# [Goal of the exercise]
In the listing below, locate the lines bearing the word "score". Copy every one of them.

++++ Excerpted data ++++

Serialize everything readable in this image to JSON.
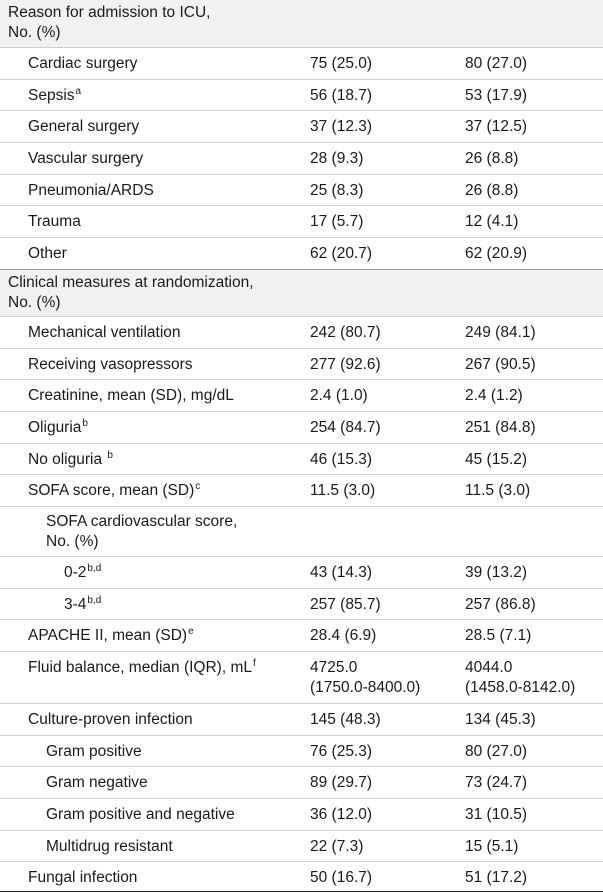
{
  "table": {
    "rows": [
      {
        "type": "section",
        "label": "Reason for admission to ICU,\nNo. (%)"
      },
      {
        "type": "row",
        "level": 1,
        "label": "Cardiac surgery",
        "sup": "",
        "a": "75 (25.0)",
        "b": "80 (27.0)"
      },
      {
        "type": "row",
        "level": 1,
        "label": "Sepsis",
        "sup": "a",
        "a": "56 (18.7)",
        "b": "53 (17.9)"
      },
      {
        "type": "row",
        "level": 1,
        "label": "General surgery",
        "sup": "",
        "a": "37 (12.3)",
        "b": "37 (12.5)"
      },
      {
        "type": "row",
        "level": 1,
        "label": "Vascular surgery",
        "sup": "",
        "a": "28 (9.3)",
        "b": "26 (8.8)"
      },
      {
        "type": "row",
        "level": 1,
        "label": "Pneumonia/ARDS",
        "sup": "",
        "a": "25 (8.3)",
        "b": "26 (8.8)"
      },
      {
        "type": "row",
        "level": 1,
        "label": "Trauma",
        "sup": "",
        "a": "17 (5.7)",
        "b": "12 (4.1)"
      },
      {
        "type": "row",
        "level": 1,
        "label": "Other",
        "sup": "",
        "a": "62 (20.7)",
        "b": "62 (20.9)"
      },
      {
        "type": "section",
        "label": "Clinical measures at randomization,\nNo. (%)"
      },
      {
        "type": "row",
        "level": 1,
        "label": "Mechanical ventilation",
        "sup": "",
        "a": "242 (80.7)",
        "b": "249 (84.1)"
      },
      {
        "type": "row",
        "level": 1,
        "label": "Receiving vasopressors",
        "sup": "",
        "a": "277 (92.6)",
        "b": "267 (90.5)"
      },
      {
        "type": "row",
        "level": 1,
        "label": "Creatinine, mean (SD), mg/dL",
        "sup": "",
        "a": "2.4 (1.0)",
        "b": "2.4 (1.2)"
      },
      {
        "type": "row",
        "level": 1,
        "label": "Oliguria",
        "sup": "b",
        "a": "254 (84.7)",
        "b": "251 (84.8)"
      },
      {
        "type": "row",
        "level": 1,
        "label": "No oliguria ",
        "sup": "b",
        "a": "46 (15.3)",
        "b": "45 (15.2)"
      },
      {
        "type": "row",
        "level": 1,
        "label": "SOFA score, mean (SD)",
        "sup": "c",
        "a": "11.5 (3.0)",
        "b": "11.5 (3.0)"
      },
      {
        "type": "subheader",
        "level": 2,
        "label": "SOFA cardiovascular score,\nNo. (%)"
      },
      {
        "type": "row",
        "level": 3,
        "label": "0-2",
        "sup": "b,d",
        "a": "43 (14.3)",
        "b": "39 (13.2)"
      },
      {
        "type": "row",
        "level": 3,
        "label": "3-4",
        "sup": "b,d",
        "a": "257 (85.7)",
        "b": "257 (86.8)"
      },
      {
        "type": "row",
        "level": 1,
        "label": "APACHE II, mean (SD)",
        "sup": "e",
        "a": "28.4 (6.9)",
        "b": "28.5 (7.1)"
      },
      {
        "type": "tall",
        "level": 1,
        "label": "Fluid balance, median (IQR), mL",
        "sup": "f",
        "a": "4725.0\n(1750.0-8400.0)",
        "b": "4044.0\n(1458.0-8142.0)"
      },
      {
        "type": "row",
        "level": 1,
        "label": "Culture-proven infection",
        "sup": "",
        "a": "145 (48.3)",
        "b": "134 (45.3)"
      },
      {
        "type": "row",
        "level": 2,
        "label": "Gram positive",
        "sup": "",
        "a": "76 (25.3)",
        "b": "80 (27.0)"
      },
      {
        "type": "row",
        "level": 2,
        "label": "Gram negative",
        "sup": "",
        "a": "89 (29.7)",
        "b": "73 (24.7)"
      },
      {
        "type": "row",
        "level": 2,
        "label": "Gram positive and negative",
        "sup": "",
        "a": "36 (12.0)",
        "b": "31 (10.5)"
      },
      {
        "type": "row",
        "level": 2,
        "label": "Multidrug resistant",
        "sup": "",
        "a": "22 (7.3)",
        "b": "15 (5.1)"
      },
      {
        "type": "row",
        "level": 1,
        "label": "Fungal infection",
        "sup": "",
        "a": "50 (16.7)",
        "b": "51 (17.2)"
      }
    ]
  }
}
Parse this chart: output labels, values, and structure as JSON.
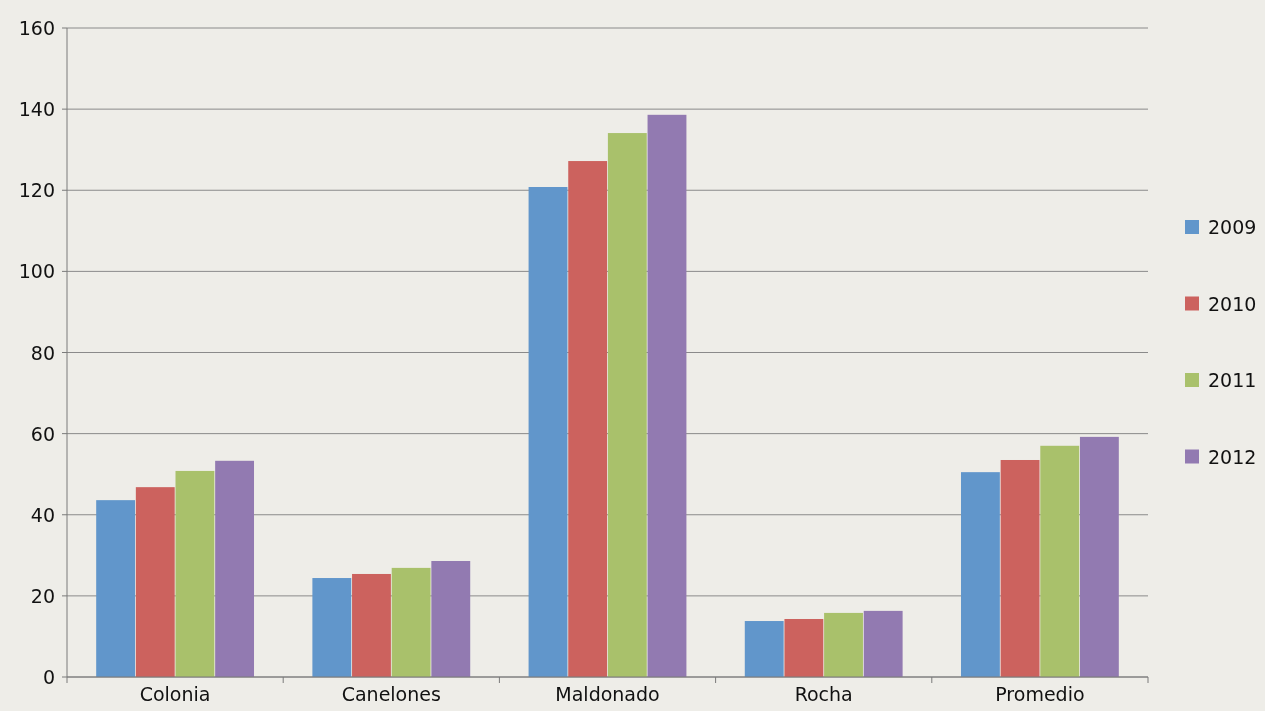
{
  "chart_data": {
    "type": "bar",
    "categories": [
      "Colonia",
      "Canelones",
      "Maldonado",
      "Rocha",
      "Promedio"
    ],
    "series": [
      {
        "name": "2009",
        "color": "#6196cb",
        "values": [
          43.6,
          24.4,
          120.8,
          13.8,
          50.5
        ]
      },
      {
        "name": "2010",
        "color": "#cc625e",
        "values": [
          46.8,
          25.4,
          127.2,
          14.3,
          53.5
        ]
      },
      {
        "name": "2011",
        "color": "#a9c16b",
        "values": [
          50.8,
          26.9,
          134.1,
          15.8,
          57.0
        ]
      },
      {
        "name": "2012",
        "color": "#927ab1",
        "values": [
          53.3,
          28.6,
          138.6,
          16.3,
          59.2
        ]
      }
    ],
    "ylim": [
      0,
      160
    ],
    "yticks": [
      0,
      20,
      40,
      60,
      80,
      100,
      120,
      140,
      160
    ],
    "grid": "y",
    "legend": "right"
  }
}
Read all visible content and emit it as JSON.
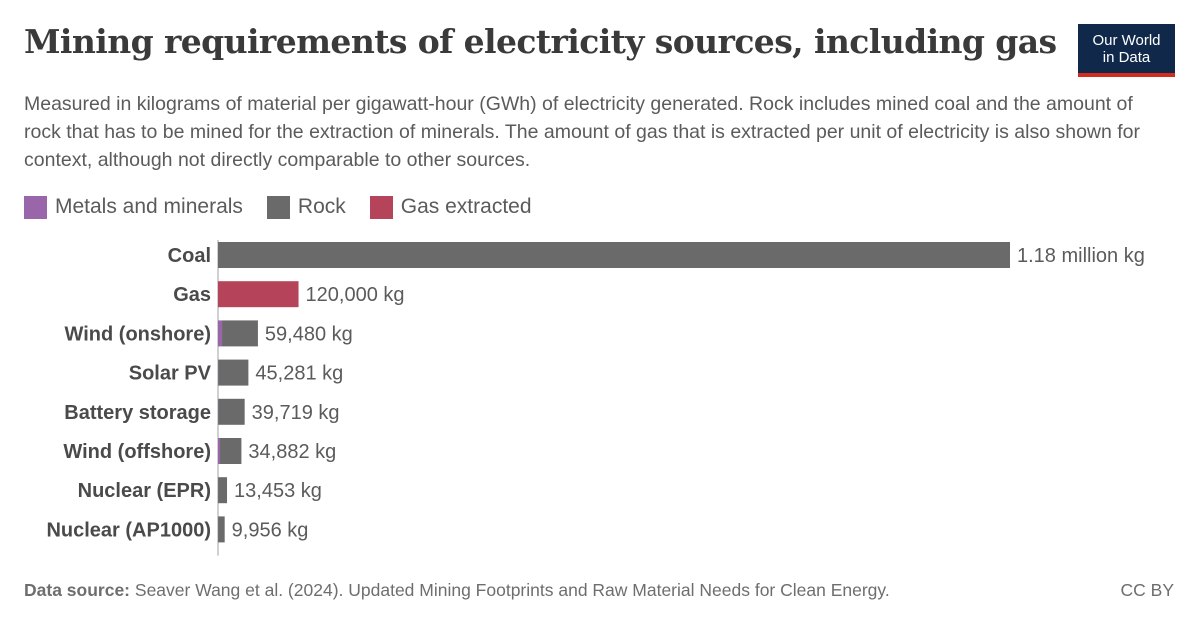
{
  "title": "Mining requirements of electricity sources, including gas",
  "subtitle": "Measured in kilograms of material per gigawatt-hour (GWh) of electricity generated. Rock includes mined coal and the amount of rock that has to be mined for the extraction of minerals. The amount of gas that is extracted per unit of electricity is also shown for context, although not directly comparable to other sources.",
  "logo": {
    "line1": "Our World",
    "line2": "in Data"
  },
  "footer": {
    "source_label": "Data source:",
    "source_text": "Seaver Wang et al. (2024). Updated Mining Footprints and Raw Material Needs for Clean Energy.",
    "license": "CC BY"
  },
  "colors": {
    "metals": "#9966aa",
    "rock": "#6a6a6a",
    "gas": "#b5445a"
  },
  "chart_data": {
    "type": "bar",
    "orientation": "horizontal",
    "stacked": true,
    "legend_position": "top-left",
    "xlim": [
      0,
      1180000
    ],
    "legend": [
      {
        "name": "Metals and minerals",
        "color": "#9966aa"
      },
      {
        "name": "Rock",
        "color": "#6a6a6a"
      },
      {
        "name": "Gas extracted",
        "color": "#b5445a"
      }
    ],
    "categories": [
      "Coal",
      "Gas",
      "Wind (onshore)",
      "Solar PV",
      "Battery storage",
      "Wind (offshore)",
      "Nuclear (EPR)",
      "Nuclear (AP1000)"
    ],
    "series": [
      {
        "name": "Metals and minerals",
        "color": "#9966aa",
        "values": [
          0,
          0,
          6000,
          500,
          500,
          3000,
          200,
          200
        ]
      },
      {
        "name": "Rock",
        "color": "#6a6a6a",
        "values": [
          1180000,
          0,
          53480,
          44781,
          39219,
          31882,
          13253,
          9756
        ]
      },
      {
        "name": "Gas extracted",
        "color": "#b5445a",
        "values": [
          0,
          120000,
          0,
          0,
          0,
          0,
          0,
          0
        ]
      }
    ],
    "totals_labels": [
      "1.18 million kg",
      "120,000 kg",
      "59,480 kg",
      "45,281 kg",
      "39,719 kg",
      "34,882 kg",
      "13,453 kg",
      "9,956 kg"
    ]
  }
}
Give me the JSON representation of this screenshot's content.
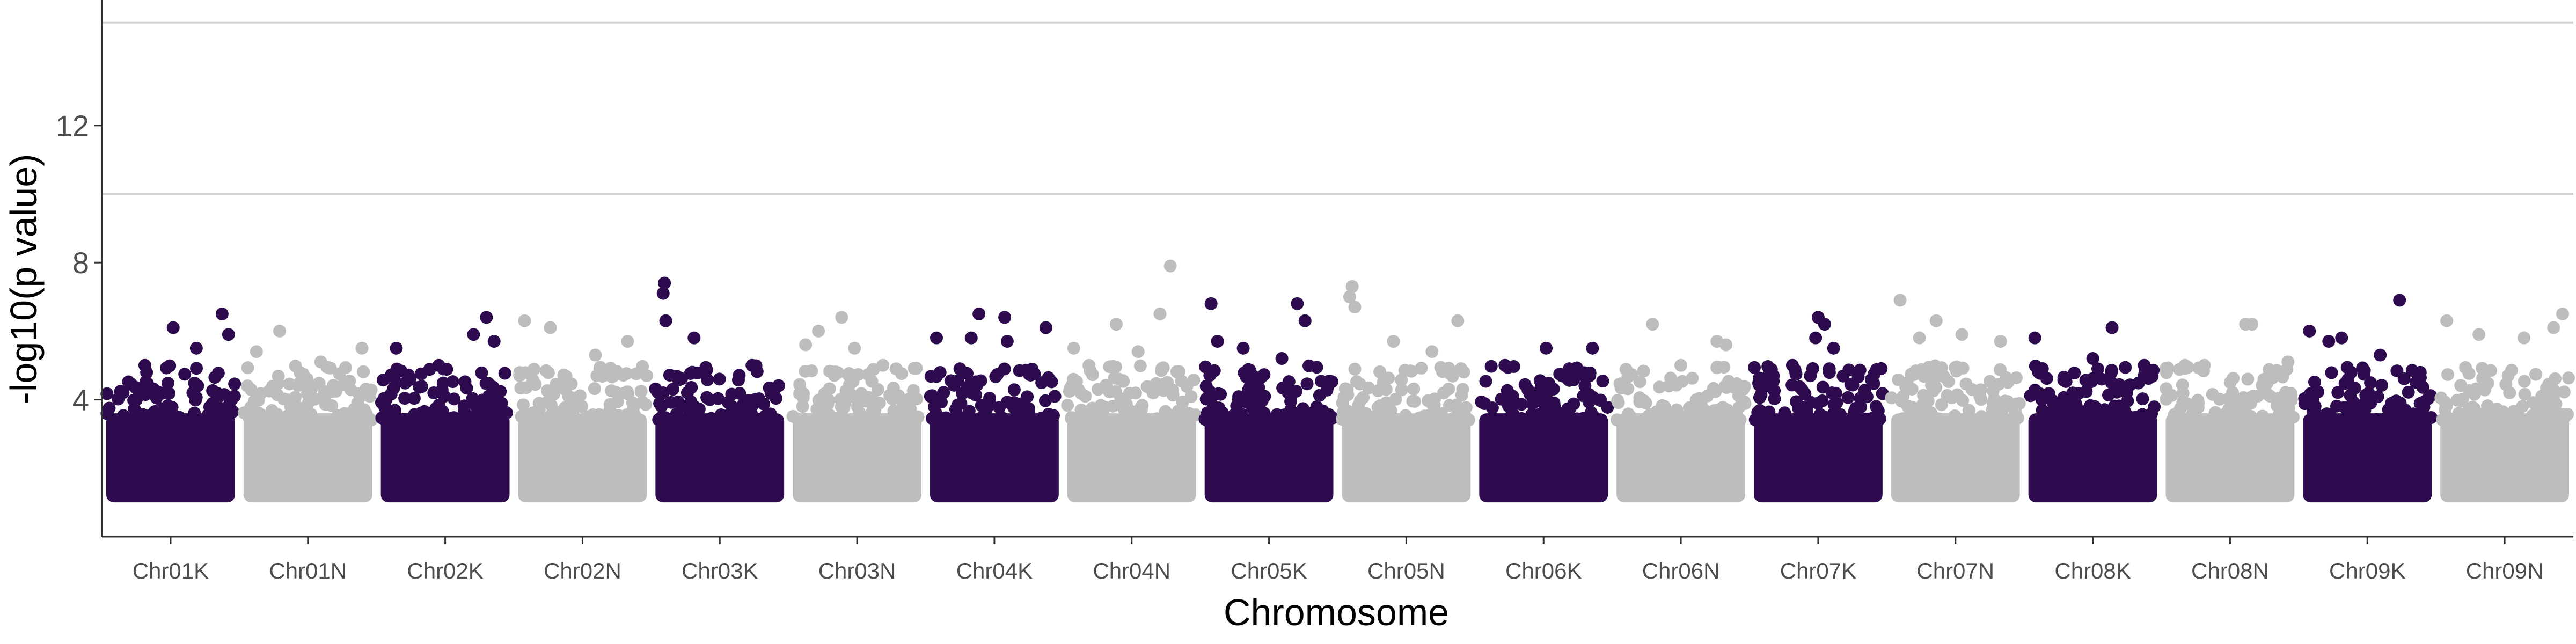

++++

# [Response to this exercise]
        "label": "SOFA score, mean (SD)",
        "label": "SOFA cardiovascular score,\nNo. (%)"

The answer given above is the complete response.